_Work required:_ Would it be possible to write out each entry below exactly, without the pictures?

_Supplied data:_
--------------------------------
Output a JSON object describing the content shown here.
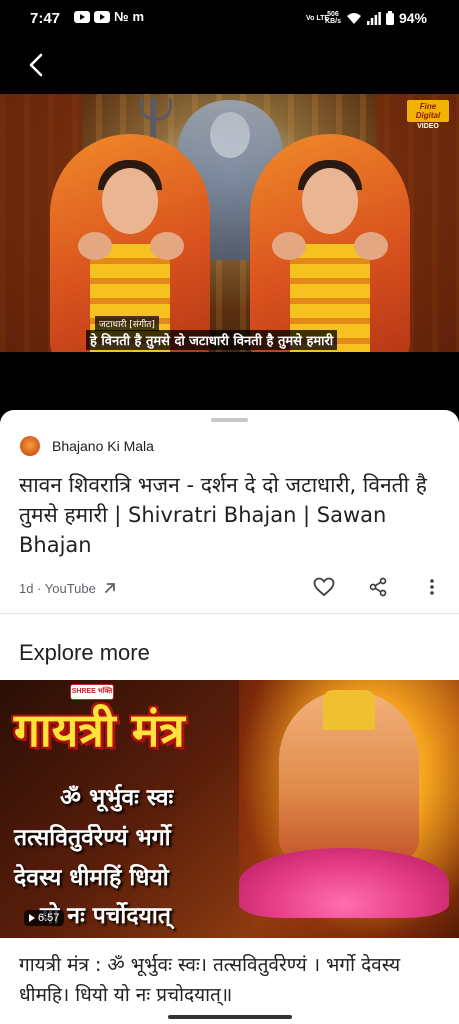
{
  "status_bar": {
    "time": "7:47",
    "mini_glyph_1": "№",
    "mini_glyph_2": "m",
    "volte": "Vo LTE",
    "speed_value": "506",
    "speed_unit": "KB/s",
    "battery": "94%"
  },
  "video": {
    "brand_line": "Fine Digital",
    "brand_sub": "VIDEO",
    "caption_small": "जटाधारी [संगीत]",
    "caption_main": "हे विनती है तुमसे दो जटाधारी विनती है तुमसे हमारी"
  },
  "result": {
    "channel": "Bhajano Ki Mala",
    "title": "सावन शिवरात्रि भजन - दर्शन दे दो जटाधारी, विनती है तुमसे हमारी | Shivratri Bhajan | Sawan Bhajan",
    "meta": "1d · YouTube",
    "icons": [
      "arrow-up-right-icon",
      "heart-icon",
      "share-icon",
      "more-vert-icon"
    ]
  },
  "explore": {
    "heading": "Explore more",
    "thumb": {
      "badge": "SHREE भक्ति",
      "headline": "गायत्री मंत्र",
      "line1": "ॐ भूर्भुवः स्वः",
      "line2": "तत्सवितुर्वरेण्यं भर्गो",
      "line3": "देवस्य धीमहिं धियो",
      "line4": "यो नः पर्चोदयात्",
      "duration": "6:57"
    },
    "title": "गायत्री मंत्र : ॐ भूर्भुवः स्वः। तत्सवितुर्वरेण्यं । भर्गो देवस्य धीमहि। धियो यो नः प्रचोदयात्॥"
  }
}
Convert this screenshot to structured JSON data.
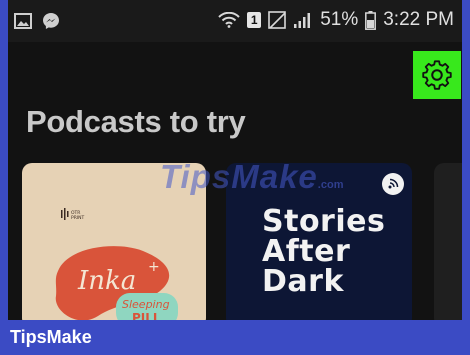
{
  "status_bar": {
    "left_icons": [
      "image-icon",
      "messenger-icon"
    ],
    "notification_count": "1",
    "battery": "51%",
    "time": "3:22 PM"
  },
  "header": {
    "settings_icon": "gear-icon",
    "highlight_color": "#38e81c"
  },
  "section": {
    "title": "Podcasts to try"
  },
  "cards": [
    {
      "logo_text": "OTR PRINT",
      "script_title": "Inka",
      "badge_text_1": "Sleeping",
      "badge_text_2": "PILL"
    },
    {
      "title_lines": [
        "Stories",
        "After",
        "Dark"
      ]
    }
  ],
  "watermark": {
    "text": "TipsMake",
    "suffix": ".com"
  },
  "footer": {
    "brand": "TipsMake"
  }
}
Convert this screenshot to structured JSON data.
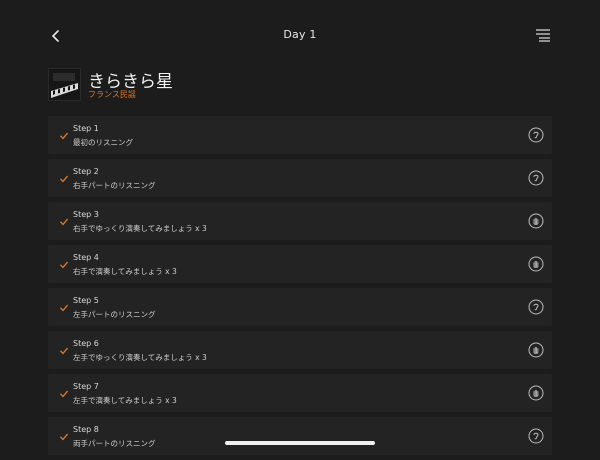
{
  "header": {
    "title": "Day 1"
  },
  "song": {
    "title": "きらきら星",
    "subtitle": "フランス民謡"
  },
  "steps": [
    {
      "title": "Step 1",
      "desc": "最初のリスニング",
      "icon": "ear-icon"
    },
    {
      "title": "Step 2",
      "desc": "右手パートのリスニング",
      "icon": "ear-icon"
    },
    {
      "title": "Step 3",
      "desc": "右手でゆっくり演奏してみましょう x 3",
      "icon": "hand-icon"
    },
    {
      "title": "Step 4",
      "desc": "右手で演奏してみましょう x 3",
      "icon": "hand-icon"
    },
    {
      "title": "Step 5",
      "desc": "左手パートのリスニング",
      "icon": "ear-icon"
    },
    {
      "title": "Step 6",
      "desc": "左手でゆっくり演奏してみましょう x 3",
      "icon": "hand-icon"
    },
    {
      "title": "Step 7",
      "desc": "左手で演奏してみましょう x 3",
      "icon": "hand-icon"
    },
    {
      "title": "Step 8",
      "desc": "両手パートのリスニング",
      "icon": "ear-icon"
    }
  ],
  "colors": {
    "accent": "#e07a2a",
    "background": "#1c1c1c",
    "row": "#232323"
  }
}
--------------------------------
_Solution for this exercise:_
Output a JSON object describing the content shown here.
{
  "status_bar": {
    "time": "7:47",
    "mini_glyph_1": "№",
    "mini_glyph_2": "m",
    "volte": "Vo LTE",
    "speed_value": "506",
    "speed_unit": "KB/s",
    "battery": "94%"
  },
  "video": {
    "brand_line": "Fine Digital",
    "brand_sub": "VIDEO",
    "caption_small": "जटाधारी [संगीत]",
    "caption_main": "हे विनती है तुमसे दो जटाधारी विनती है तुमसे हमारी"
  },
  "result": {
    "channel": "Bhajano Ki Mala",
    "title": "सावन शिवरात्रि भजन - दर्शन दे दो जटाधारी, विनती है तुमसे हमारी | Shivratri Bhajan | Sawan Bhajan",
    "meta": "1d · YouTube",
    "icons": [
      "arrow-up-right-icon",
      "heart-icon",
      "share-icon",
      "more-vert-icon"
    ]
  },
  "explore": {
    "heading": "Explore more",
    "thumb": {
      "badge": "SHREE भक्ति",
      "headline": "गायत्री मंत्र",
      "line1": "ॐ भूर्भुवः स्वः",
      "line2": "तत्सवितुर्वरेण्यं भर्गो",
      "line3": "देवस्य धीमहिं धियो",
      "line4": "यो नः पर्चोदयात्",
      "duration": "6:57"
    },
    "title": "गायत्री मंत्र : ॐ भूर्भुवः स्वः। तत्सवितुर्वरेण्यं । भर्गो देवस्य धीमहि। धियो यो नः प्रचोदयात्॥"
  }
}
Convert this screenshot to structured JSON data.
{
  "status_bar": {
    "left_icons": [
      "image-icon",
      "messenger-icon"
    ],
    "notification_count": "1",
    "battery": "51%",
    "time": "3:22 PM"
  },
  "header": {
    "settings_icon": "gear-icon",
    "highlight_color": "#38e81c"
  },
  "section": {
    "title": "Podcasts to try"
  },
  "cards": [
    {
      "logo_text": "OTR PRINT",
      "script_title": "Inka",
      "badge_text_1": "Sleeping",
      "badge_text_2": "PILL"
    },
    {
      "title_lines": [
        "Stories",
        "After",
        "Dark"
      ]
    }
  ],
  "watermark": {
    "text": "TipsMake",
    "suffix": ".com"
  },
  "footer": {
    "brand": "TipsMake"
  }
}
Convert this screenshot to structured JSON data.
{
  "header": {
    "title": "Day 1"
  },
  "song": {
    "title": "きらきら星",
    "subtitle": "フランス民謡"
  },
  "steps": [
    {
      "title": "Step 1",
      "desc": "最初のリスニング",
      "icon": "ear-icon"
    },
    {
      "title": "Step 2",
      "desc": "右手パートのリスニング",
      "icon": "ear-icon"
    },
    {
      "title": "Step 3",
      "desc": "右手でゆっくり演奏してみましょう x 3",
      "icon": "hand-icon"
    },
    {
      "title": "Step 4",
      "desc": "右手で演奏してみましょう x 3",
      "icon": "hand-icon"
    },
    {
      "title": "Step 5",
      "desc": "左手パートのリスニング",
      "icon": "ear-icon"
    },
    {
      "title": "Step 6",
      "desc": "左手でゆっくり演奏してみましょう x 3",
      "icon": "hand-icon"
    },
    {
      "title": "Step 7",
      "desc": "左手で演奏してみましょう x 3",
      "icon": "hand-icon"
    },
    {
      "title": "Step 8",
      "desc": "両手パートのリスニング",
      "icon": "ear-icon"
    }
  ],
  "colors": {
    "accent": "#e07a2a",
    "background": "#1c1c1c",
    "row": "#232323"
  }
}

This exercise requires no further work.